* [Objective]
Read the lines that follow and pick out every one containing the word "screenshot".

* start Data supplied *

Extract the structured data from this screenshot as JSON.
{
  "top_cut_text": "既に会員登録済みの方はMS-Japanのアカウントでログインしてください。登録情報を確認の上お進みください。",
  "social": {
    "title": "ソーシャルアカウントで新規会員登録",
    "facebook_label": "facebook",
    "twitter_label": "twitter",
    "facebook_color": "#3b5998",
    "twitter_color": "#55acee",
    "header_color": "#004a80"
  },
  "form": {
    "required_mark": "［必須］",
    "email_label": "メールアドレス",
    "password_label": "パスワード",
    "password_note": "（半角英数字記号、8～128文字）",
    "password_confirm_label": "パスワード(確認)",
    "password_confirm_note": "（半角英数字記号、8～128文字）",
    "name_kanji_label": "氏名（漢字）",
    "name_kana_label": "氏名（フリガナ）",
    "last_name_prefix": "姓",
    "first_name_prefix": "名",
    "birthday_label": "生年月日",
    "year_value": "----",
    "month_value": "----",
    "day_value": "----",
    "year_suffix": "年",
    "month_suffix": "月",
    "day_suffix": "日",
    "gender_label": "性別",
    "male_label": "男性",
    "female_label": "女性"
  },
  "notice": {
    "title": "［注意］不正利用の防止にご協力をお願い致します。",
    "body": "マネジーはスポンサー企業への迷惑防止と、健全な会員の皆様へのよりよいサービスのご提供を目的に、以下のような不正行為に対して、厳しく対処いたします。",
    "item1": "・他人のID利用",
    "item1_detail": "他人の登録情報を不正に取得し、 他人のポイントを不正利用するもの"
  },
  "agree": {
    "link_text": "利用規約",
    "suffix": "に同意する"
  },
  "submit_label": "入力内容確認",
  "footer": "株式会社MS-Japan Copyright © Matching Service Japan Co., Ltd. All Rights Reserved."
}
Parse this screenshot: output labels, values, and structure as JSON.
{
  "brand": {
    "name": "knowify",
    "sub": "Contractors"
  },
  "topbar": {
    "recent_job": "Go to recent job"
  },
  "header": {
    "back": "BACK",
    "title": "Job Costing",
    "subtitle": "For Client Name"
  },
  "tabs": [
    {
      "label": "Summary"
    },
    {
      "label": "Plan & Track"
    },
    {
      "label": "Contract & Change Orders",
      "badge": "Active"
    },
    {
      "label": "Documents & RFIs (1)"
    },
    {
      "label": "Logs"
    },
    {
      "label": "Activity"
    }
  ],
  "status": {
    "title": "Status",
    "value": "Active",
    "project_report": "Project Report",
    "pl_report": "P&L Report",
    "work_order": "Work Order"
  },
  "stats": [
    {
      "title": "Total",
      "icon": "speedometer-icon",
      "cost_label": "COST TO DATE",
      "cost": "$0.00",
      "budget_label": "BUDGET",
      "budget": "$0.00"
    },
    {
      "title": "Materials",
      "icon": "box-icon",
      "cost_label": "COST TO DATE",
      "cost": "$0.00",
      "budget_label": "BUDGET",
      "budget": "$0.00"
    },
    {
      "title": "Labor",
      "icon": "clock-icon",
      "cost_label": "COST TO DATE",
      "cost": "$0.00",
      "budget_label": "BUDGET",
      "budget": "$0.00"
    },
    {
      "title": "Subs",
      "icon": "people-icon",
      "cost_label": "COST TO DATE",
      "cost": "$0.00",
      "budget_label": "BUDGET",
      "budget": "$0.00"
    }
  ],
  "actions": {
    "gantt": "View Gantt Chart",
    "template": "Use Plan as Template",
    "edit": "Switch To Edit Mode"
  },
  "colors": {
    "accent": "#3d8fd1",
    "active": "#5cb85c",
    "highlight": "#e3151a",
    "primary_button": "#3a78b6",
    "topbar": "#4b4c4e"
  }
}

* end Data supplied *

* [Result below]
Extract the structured data from this screenshot as JSON.
Parse this screenshot: output labels, values, and structure as JSON.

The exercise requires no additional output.